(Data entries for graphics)
↓

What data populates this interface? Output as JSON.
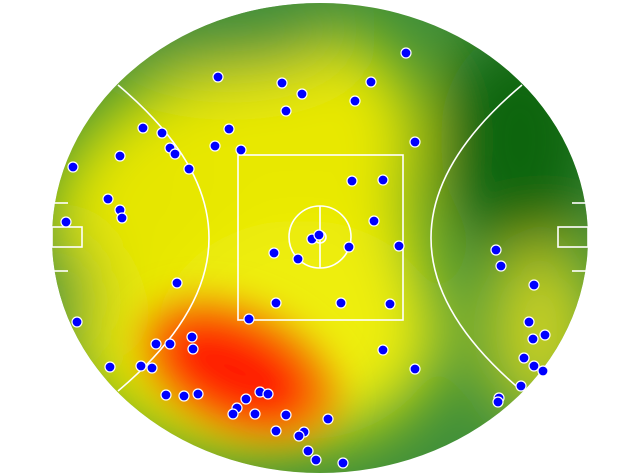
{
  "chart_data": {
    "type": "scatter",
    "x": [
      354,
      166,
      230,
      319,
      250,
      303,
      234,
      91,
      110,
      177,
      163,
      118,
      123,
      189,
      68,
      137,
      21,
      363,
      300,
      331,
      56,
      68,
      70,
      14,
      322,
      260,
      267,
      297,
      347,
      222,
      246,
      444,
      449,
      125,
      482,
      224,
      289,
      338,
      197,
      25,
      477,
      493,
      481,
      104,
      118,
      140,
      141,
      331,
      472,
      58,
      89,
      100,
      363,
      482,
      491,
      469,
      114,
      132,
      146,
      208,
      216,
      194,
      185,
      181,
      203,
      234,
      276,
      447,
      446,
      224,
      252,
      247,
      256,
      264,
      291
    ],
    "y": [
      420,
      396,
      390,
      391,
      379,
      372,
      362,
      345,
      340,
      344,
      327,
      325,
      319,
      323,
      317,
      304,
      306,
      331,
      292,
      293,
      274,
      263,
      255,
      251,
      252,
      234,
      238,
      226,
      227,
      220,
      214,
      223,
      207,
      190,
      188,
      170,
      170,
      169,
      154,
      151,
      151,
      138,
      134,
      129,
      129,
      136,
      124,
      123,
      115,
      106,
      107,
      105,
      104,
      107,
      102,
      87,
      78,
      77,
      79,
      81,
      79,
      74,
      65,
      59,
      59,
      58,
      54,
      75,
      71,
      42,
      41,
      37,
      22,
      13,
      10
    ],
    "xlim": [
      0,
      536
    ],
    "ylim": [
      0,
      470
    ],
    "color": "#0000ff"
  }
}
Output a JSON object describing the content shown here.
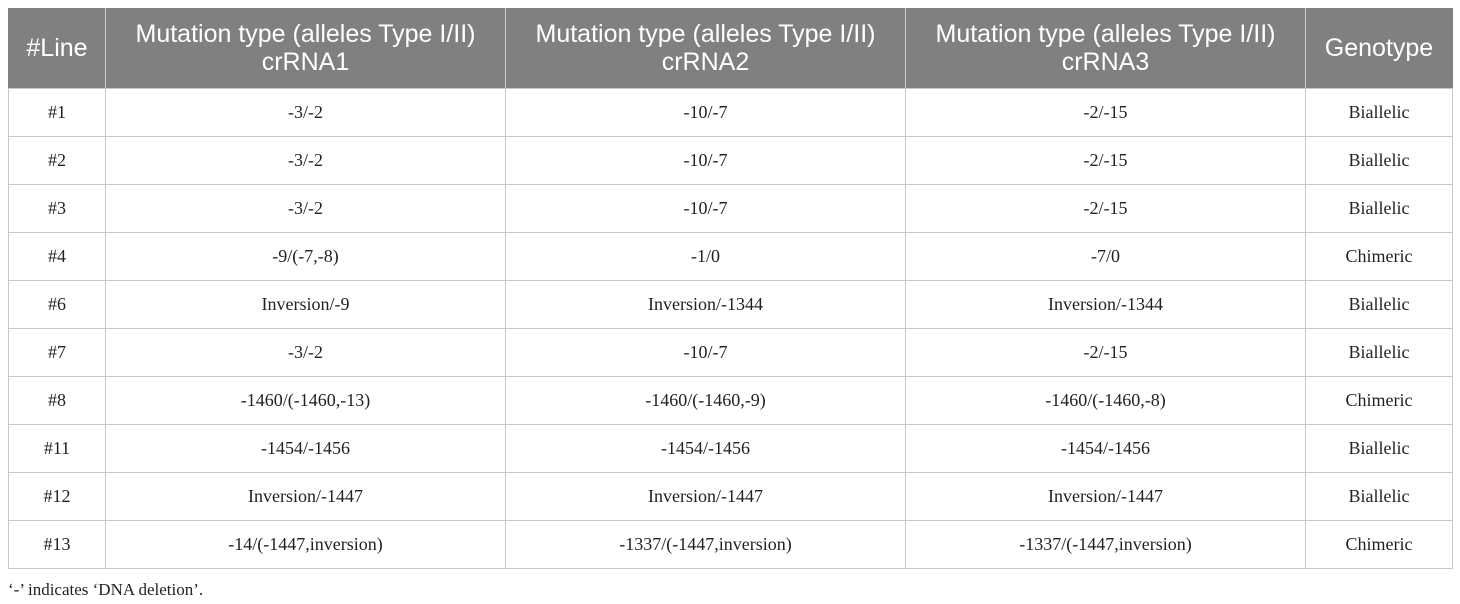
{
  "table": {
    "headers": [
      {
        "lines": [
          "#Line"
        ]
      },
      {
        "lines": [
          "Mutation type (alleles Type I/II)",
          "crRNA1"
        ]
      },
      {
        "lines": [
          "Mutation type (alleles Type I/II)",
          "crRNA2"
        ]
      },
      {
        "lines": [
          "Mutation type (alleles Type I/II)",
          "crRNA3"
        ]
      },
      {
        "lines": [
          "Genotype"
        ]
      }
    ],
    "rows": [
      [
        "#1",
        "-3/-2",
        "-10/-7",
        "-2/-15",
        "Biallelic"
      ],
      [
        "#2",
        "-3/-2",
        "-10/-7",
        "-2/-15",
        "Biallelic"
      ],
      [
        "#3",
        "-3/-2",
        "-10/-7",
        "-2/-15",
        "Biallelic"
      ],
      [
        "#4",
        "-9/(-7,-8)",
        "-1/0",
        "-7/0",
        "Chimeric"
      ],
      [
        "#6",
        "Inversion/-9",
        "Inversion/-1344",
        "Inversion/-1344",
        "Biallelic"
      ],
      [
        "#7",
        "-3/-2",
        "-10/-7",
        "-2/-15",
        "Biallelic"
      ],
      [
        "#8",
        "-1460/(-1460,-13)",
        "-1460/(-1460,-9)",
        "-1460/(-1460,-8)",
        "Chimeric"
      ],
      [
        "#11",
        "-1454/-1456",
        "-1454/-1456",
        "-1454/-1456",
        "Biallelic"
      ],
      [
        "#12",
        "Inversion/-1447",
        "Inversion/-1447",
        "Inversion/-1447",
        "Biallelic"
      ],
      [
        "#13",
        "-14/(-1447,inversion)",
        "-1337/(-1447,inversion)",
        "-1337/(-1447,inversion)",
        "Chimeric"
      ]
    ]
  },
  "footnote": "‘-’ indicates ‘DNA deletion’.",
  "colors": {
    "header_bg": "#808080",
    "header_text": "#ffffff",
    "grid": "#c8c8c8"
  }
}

↑
↓

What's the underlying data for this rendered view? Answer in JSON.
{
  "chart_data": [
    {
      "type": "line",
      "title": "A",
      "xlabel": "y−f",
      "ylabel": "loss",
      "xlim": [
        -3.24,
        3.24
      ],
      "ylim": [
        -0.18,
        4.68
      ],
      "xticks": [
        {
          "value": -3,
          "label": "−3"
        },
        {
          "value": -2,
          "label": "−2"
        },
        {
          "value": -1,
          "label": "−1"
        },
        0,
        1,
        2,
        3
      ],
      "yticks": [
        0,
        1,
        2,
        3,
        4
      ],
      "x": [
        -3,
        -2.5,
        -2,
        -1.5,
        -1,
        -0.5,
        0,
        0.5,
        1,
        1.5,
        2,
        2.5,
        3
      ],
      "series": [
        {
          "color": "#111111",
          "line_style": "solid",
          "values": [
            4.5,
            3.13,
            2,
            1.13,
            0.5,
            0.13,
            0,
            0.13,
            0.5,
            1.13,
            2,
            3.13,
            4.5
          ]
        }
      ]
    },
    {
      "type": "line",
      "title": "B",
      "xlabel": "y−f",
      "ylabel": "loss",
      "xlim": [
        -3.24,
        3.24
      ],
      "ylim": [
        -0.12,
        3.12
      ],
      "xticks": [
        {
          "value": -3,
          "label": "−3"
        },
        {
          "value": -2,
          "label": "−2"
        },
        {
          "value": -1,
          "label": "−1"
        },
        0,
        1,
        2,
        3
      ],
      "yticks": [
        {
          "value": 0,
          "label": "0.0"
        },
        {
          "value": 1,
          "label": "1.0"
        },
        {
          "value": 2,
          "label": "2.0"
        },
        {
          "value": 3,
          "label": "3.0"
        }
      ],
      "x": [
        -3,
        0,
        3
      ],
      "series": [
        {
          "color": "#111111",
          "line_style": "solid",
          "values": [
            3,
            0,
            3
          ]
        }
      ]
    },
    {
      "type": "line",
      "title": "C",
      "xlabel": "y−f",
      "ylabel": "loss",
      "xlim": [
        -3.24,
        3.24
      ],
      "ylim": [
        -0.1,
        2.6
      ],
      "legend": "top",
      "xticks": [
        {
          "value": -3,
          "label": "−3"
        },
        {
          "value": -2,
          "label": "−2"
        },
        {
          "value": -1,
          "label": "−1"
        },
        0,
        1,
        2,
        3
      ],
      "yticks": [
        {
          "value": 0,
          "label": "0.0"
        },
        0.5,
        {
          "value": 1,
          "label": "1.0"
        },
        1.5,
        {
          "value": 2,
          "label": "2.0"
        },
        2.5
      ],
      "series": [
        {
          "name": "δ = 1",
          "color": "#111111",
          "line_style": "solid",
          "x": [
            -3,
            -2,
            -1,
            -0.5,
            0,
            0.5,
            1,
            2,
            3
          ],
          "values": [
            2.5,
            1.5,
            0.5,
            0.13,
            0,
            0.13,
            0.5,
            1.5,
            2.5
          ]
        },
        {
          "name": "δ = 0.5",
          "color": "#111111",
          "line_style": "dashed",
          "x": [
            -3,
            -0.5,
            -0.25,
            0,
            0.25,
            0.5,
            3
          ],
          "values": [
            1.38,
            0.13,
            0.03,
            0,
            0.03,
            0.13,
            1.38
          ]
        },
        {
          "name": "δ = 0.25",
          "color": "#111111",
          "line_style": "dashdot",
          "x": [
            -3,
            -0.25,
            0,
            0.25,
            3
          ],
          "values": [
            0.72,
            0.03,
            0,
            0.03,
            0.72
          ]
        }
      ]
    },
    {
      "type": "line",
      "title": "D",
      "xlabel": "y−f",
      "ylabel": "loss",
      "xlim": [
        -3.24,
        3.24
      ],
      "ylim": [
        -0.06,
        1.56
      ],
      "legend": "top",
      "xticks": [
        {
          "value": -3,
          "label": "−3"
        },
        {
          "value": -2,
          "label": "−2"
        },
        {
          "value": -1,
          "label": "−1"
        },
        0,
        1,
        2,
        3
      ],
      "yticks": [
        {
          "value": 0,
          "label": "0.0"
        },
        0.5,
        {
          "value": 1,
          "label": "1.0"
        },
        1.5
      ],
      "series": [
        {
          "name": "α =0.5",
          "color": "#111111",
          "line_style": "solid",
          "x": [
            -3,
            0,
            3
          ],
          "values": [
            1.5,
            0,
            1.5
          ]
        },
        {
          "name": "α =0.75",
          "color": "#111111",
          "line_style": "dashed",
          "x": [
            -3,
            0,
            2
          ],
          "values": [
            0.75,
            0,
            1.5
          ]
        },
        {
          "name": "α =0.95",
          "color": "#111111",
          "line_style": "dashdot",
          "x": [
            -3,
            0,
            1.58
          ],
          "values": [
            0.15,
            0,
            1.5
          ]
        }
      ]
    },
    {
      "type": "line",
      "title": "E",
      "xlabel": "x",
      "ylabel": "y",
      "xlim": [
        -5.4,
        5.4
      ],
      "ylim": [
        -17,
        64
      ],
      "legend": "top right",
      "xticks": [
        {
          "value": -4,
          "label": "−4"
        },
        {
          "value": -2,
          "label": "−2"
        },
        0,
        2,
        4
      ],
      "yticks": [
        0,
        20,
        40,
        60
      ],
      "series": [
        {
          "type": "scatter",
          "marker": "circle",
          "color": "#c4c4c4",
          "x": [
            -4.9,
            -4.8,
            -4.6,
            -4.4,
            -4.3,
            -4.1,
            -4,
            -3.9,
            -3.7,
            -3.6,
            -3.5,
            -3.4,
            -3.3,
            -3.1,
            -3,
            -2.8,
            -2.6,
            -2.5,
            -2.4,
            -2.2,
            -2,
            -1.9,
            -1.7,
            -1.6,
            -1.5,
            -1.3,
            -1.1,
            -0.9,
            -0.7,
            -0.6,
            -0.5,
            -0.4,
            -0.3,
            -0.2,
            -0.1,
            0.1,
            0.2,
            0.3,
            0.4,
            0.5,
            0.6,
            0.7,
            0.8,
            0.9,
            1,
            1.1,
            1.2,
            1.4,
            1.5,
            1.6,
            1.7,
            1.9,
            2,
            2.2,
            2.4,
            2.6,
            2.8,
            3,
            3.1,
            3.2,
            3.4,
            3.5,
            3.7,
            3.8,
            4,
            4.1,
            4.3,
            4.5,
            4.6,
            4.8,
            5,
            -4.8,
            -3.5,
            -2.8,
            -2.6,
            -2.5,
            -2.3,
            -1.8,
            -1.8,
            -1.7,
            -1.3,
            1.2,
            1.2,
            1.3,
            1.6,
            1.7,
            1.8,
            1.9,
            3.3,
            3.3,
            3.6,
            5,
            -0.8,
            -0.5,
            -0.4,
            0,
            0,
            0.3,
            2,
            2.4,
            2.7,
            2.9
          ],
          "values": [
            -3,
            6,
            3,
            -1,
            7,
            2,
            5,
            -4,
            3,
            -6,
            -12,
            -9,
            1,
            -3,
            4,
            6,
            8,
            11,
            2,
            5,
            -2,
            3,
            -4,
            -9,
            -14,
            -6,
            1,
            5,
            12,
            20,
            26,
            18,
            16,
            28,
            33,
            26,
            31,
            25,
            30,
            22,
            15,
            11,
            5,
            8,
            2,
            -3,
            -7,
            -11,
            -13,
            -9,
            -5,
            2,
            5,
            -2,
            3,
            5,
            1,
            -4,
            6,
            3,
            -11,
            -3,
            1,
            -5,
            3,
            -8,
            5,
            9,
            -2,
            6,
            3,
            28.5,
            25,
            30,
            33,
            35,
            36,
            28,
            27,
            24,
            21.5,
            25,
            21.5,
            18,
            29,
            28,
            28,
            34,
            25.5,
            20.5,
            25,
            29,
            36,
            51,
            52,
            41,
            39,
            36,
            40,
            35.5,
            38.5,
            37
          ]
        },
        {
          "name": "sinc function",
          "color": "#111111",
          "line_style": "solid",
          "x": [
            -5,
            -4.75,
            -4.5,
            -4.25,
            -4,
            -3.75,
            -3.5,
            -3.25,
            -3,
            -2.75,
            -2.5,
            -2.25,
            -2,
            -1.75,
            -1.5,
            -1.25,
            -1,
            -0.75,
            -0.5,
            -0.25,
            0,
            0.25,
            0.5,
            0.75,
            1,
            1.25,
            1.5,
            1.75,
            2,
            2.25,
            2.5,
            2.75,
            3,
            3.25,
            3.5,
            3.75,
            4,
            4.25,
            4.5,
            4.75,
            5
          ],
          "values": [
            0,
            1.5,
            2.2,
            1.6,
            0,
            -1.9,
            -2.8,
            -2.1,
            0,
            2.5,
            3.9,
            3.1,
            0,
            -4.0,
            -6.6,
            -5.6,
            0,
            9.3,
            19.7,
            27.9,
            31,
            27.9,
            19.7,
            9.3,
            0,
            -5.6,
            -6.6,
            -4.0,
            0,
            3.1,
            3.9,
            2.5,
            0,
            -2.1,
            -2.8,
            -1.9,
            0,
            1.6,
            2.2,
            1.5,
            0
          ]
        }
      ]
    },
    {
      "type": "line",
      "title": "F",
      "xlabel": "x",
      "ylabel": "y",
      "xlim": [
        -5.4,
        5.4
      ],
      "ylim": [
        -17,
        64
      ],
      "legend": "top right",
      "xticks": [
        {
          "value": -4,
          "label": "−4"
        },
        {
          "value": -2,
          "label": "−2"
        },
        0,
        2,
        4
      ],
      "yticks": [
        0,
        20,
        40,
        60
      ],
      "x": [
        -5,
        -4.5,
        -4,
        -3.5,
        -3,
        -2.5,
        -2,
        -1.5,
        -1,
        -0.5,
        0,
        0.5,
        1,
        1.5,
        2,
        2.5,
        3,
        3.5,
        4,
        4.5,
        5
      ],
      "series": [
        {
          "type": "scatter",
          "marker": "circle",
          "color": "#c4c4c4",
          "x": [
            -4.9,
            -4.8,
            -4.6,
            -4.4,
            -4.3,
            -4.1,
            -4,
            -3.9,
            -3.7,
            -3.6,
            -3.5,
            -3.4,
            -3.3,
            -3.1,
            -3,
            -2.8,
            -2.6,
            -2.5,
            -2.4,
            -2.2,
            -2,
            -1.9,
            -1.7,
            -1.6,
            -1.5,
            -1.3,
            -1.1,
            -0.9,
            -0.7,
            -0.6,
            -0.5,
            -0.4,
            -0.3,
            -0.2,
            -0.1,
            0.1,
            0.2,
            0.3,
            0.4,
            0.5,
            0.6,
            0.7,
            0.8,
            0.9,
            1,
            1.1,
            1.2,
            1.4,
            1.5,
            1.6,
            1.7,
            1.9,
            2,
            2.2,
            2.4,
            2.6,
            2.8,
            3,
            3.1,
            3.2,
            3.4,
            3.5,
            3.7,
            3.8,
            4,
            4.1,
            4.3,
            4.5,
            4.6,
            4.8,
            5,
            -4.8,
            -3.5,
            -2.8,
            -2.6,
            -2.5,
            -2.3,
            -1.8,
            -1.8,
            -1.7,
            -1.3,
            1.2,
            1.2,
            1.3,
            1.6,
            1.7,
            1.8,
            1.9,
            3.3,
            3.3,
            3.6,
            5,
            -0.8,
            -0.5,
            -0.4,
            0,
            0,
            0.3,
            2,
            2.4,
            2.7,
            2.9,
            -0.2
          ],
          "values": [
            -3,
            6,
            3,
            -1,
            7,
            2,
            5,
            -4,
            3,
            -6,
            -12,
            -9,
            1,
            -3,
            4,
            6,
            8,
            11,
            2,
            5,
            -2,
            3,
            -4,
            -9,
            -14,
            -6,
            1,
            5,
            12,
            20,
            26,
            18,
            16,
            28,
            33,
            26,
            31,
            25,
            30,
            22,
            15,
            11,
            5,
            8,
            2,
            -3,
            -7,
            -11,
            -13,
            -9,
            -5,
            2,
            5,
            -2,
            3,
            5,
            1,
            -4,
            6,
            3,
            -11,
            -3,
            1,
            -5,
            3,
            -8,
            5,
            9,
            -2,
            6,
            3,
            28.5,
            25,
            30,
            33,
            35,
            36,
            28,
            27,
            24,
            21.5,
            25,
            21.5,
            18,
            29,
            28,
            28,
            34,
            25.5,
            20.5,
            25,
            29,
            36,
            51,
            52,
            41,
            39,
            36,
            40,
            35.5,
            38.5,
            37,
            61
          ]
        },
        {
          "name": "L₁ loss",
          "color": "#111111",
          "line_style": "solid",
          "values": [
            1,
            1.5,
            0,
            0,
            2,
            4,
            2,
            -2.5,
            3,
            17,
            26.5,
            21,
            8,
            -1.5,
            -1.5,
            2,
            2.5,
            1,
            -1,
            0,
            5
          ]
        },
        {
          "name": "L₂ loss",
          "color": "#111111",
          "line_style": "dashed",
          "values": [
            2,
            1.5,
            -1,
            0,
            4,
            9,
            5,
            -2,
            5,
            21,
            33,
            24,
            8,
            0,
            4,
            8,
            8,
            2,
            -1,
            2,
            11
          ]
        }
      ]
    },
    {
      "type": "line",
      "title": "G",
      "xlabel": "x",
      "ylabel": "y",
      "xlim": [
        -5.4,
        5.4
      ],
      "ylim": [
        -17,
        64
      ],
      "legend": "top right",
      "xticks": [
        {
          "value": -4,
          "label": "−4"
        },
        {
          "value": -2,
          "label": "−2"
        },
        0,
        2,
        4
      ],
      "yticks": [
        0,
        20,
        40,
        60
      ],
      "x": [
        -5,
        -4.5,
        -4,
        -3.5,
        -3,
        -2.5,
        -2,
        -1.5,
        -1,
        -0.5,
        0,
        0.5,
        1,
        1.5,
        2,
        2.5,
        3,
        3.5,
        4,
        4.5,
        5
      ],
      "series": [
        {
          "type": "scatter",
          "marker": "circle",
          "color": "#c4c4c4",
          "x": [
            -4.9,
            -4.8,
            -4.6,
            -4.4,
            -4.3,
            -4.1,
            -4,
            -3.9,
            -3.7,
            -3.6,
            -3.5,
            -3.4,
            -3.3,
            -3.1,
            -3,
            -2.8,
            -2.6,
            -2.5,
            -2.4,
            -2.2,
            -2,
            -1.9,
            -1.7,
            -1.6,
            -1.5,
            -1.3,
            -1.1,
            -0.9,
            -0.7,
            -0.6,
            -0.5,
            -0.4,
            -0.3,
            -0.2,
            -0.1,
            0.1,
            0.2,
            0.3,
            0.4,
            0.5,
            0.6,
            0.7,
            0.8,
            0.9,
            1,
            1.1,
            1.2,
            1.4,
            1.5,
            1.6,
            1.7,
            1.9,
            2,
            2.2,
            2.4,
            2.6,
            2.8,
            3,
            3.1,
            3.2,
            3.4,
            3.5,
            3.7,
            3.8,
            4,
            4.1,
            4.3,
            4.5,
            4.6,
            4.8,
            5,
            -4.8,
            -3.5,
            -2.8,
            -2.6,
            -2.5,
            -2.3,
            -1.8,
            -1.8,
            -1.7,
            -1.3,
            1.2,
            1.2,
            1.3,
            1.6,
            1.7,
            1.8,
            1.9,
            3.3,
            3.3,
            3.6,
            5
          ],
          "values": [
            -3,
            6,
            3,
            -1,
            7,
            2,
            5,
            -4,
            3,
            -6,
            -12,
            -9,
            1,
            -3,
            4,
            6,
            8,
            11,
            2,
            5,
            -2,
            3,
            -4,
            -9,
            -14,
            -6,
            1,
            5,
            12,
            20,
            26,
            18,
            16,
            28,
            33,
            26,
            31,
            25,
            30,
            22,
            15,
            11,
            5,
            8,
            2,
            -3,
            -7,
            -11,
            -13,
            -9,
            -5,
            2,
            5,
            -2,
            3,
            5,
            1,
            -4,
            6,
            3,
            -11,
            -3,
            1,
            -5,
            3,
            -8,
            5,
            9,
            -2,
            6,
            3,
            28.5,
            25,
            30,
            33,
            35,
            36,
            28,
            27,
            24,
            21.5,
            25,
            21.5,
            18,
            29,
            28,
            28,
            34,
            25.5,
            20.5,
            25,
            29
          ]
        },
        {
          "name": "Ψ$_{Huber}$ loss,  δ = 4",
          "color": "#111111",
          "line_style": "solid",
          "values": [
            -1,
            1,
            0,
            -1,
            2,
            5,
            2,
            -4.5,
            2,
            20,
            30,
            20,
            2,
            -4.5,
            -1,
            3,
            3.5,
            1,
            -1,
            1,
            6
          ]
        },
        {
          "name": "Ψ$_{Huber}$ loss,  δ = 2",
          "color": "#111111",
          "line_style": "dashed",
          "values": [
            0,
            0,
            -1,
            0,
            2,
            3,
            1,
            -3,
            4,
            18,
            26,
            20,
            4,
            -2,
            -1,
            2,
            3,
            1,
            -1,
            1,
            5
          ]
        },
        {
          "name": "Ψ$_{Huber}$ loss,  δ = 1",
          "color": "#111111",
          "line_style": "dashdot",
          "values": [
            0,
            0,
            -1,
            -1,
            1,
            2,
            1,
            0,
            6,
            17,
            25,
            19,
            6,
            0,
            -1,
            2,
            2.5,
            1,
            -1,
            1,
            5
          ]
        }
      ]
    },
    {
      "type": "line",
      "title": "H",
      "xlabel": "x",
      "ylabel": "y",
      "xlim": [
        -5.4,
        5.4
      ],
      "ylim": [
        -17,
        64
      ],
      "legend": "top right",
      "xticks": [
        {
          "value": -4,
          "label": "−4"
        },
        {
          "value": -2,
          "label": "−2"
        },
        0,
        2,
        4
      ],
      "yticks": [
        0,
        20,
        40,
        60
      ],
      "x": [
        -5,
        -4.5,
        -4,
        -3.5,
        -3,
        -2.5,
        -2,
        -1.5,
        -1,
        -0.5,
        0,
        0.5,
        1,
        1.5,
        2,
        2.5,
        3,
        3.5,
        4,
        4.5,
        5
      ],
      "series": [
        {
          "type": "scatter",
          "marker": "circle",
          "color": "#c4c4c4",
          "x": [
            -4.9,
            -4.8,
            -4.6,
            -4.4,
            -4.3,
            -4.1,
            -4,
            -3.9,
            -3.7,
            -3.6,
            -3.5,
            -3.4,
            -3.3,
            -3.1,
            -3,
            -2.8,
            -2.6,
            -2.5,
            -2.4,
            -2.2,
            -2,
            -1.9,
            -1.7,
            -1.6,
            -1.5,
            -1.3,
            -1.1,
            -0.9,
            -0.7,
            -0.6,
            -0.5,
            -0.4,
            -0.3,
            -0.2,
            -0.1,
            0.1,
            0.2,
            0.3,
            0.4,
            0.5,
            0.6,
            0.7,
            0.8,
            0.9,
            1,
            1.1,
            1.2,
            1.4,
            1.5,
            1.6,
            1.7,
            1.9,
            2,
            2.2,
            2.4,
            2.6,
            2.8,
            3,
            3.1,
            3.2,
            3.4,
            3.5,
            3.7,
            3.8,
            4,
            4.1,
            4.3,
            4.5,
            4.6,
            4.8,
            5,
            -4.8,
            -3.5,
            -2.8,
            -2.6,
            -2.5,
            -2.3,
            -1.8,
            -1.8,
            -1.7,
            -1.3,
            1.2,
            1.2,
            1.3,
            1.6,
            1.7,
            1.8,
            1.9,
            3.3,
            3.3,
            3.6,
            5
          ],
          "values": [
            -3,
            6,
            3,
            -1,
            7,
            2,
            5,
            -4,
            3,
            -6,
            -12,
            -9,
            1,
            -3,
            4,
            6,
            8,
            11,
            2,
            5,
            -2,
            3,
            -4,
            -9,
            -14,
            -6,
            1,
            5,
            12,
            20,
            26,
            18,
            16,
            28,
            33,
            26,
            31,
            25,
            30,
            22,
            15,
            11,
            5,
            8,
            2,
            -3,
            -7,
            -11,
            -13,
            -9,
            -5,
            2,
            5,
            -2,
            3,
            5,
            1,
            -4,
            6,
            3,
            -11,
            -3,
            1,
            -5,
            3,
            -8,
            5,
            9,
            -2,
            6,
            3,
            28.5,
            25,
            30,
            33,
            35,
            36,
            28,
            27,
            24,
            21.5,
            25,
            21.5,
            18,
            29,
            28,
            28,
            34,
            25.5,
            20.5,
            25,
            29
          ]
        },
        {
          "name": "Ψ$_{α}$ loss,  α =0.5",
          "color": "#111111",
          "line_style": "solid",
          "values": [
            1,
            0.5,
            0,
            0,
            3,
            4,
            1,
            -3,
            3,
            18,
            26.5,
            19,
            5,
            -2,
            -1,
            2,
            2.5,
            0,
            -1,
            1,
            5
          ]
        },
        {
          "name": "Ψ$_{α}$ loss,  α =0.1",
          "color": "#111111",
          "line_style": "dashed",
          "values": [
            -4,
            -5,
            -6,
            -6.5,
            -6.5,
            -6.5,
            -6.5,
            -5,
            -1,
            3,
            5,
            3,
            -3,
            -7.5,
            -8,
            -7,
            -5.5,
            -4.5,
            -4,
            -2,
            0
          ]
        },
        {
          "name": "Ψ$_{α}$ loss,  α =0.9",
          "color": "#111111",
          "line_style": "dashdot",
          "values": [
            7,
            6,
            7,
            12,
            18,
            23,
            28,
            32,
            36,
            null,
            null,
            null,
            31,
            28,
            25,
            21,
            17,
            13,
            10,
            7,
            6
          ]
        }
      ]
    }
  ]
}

↑

Pull out every line of the records above that contains the word "this".

_RESULT OF THE EXERCISE_:
What data populates this interface? Output as JSON.
What's the underlying data for this rendered view? Answer in JSON.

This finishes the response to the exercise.